Another thing I think is kind of fun is that even the CROPS paper kind of says that this might well be the way to go with things if you have access to biomass rather than sinking it, at the time we just didn’t know how to do it.

Sinking macroalgae in the oceans

A slightly different approach to the ones above is to grow macroalgae (mainly kelp) and then sink that to the deep ocean. This is a pretty simple and elegant solution as it is very additional and in theory very simple and cheap.

If we look just at kelp then this is approximately 30% carbon and so 1kg of kelp will have ≈ 300g of carbon which corresponds to around 1.1kg of CO₂ removed. We can round and say that each kg of kelp removes around 1kg of CO₂. Another thing is that kelp grows really quickly, you can get it to basically peak growth in around 6 months. Once it gets to the deep ocean it is under extreme pressure and given that these layers of the ocean barely mix and are very anoxic it is likely to stay down there and not leak its carbon back out. This is basically the exact process that gave us oil in the first place.

One company attempting to do this is Running Tide. They want to grow kelp on vertical farms which will then drift out to the open ocean. When they have grown to around 72kg a biodegradable tether will break and allow the micro farm to sink to the deep ocean.

Just how much CO₂ can this approach remove? As mentioned above 1kg of kelp roughly sequesters 1kg of CO₂. Each micro farm grows to around 70kg so each one removes around 70kg of CO₂. Not all of these microfarms will sink successfully though and Running Tide estimates around a 75% success rate in farms sinking to >1000m.

_Your objective_
Can you write out, word for word, the part of the passage above on sinking kelp from "Just how much" to "sinking to >1000m."?

_Information_
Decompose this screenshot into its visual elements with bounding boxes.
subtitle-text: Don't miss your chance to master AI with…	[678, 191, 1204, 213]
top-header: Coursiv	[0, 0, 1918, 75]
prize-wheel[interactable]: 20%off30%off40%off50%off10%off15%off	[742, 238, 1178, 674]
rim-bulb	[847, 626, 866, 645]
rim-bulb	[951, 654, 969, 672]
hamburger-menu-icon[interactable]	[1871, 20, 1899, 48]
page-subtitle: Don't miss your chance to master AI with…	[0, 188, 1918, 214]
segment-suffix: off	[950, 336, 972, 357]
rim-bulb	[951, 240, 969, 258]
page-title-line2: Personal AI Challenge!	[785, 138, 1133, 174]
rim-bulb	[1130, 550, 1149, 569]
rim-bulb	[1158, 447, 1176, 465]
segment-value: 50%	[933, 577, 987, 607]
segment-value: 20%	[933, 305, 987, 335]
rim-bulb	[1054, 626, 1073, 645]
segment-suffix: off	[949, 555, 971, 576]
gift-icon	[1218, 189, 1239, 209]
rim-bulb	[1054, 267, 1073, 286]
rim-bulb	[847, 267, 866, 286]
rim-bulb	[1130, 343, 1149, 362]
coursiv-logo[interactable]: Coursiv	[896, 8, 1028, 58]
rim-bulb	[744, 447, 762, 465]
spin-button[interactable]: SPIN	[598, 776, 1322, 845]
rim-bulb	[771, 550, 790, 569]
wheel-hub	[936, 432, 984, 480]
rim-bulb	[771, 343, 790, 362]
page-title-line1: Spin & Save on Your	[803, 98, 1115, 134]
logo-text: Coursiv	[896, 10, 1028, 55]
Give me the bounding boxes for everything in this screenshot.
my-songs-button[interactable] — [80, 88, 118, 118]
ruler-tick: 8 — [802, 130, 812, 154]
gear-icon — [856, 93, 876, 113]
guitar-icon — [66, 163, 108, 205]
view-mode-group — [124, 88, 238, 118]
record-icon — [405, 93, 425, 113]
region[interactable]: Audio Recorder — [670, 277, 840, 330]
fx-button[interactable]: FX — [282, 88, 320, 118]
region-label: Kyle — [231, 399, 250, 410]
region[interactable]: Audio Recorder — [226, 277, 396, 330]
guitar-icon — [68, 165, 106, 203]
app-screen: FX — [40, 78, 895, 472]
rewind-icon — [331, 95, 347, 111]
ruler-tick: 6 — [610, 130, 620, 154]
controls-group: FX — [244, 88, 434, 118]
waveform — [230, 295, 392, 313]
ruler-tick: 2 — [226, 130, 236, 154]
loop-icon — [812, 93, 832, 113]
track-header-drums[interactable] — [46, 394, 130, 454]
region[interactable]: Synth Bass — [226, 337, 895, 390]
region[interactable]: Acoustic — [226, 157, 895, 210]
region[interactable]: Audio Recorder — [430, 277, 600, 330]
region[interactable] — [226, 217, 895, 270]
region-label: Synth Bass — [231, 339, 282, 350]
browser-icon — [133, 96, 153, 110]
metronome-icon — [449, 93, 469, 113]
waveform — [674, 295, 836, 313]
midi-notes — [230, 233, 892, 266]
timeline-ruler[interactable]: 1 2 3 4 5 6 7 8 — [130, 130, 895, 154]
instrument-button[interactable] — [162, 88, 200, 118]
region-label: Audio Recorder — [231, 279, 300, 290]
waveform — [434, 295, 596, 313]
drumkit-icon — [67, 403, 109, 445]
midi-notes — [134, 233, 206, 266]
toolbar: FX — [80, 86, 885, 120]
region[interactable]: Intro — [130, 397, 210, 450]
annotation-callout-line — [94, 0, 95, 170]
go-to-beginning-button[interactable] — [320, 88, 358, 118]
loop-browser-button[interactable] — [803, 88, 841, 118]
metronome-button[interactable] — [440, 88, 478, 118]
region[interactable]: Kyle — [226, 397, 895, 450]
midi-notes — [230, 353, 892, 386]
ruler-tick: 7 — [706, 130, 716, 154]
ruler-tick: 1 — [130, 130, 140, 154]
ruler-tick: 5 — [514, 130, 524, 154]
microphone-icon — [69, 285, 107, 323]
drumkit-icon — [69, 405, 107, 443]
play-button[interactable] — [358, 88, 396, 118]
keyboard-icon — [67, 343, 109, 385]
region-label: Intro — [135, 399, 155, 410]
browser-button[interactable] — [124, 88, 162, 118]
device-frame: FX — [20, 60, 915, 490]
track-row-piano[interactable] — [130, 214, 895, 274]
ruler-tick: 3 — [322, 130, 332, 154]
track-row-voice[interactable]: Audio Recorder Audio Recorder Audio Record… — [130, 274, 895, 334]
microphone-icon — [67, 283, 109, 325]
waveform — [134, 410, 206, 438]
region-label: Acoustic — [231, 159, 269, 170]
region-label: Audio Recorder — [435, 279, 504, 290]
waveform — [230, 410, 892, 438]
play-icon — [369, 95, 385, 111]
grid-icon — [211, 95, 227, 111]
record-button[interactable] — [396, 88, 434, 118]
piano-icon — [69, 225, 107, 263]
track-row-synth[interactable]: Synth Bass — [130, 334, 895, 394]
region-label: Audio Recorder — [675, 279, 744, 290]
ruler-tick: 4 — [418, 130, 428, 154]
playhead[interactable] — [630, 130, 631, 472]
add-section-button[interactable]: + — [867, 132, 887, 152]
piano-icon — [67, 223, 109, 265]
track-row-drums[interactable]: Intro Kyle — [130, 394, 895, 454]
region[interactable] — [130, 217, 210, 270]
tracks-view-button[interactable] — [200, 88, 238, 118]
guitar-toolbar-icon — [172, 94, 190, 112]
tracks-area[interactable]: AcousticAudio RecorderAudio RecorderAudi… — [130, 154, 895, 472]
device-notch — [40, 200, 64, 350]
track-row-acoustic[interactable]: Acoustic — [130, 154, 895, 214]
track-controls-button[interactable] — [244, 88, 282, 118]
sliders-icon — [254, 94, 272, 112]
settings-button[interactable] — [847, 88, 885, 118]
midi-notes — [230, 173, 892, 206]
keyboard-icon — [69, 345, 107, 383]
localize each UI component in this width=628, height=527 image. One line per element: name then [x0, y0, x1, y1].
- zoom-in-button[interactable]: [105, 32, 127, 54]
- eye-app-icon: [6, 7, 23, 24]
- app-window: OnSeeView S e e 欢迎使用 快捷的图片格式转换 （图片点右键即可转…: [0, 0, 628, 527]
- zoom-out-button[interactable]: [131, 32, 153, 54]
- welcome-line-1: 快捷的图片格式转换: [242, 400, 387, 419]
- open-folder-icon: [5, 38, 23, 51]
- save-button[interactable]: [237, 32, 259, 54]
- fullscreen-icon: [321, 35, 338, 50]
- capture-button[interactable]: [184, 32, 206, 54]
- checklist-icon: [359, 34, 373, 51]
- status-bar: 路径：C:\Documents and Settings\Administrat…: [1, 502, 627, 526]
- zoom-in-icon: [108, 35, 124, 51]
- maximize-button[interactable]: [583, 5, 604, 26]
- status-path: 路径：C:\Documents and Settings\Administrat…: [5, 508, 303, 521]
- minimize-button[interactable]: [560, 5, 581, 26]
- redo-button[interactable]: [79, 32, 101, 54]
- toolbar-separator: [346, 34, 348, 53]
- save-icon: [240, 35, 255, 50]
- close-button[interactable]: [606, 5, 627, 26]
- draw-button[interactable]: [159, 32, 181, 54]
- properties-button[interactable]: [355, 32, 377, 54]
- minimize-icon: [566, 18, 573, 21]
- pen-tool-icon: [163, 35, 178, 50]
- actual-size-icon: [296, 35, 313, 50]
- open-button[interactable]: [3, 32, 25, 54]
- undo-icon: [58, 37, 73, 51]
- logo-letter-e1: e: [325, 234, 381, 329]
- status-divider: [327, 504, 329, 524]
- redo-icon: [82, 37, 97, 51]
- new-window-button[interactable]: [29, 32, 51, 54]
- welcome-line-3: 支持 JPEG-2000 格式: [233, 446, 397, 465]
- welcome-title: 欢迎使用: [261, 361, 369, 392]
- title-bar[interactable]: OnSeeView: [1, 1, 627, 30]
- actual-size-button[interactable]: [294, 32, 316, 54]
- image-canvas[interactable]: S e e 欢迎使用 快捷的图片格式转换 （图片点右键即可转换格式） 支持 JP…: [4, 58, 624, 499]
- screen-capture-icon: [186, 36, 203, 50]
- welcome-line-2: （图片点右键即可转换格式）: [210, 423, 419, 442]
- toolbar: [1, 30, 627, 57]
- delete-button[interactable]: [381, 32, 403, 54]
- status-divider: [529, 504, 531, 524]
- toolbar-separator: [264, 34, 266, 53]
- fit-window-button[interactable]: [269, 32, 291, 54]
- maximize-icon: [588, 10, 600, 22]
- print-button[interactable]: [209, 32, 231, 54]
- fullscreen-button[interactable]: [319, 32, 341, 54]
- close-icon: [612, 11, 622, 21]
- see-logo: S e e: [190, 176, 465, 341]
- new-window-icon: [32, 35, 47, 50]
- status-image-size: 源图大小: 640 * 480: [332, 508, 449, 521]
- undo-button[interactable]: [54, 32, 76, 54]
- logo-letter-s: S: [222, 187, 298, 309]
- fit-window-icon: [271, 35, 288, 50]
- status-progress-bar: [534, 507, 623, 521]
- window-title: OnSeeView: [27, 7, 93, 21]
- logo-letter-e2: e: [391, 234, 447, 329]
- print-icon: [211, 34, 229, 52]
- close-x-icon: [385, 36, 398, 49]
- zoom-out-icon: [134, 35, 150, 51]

_Answer space_
Just how much CO₂ can this approach remove? As mentioned above 1kg of kelp roughly sequesters 1kg of CO₂. Each micro farm grows to around 70kg so each one removes around 70kg of CO₂. Not all of these microfarms will sink successfully though and Running Tide estimates around a 75% success rate in farms sinking to >1000m.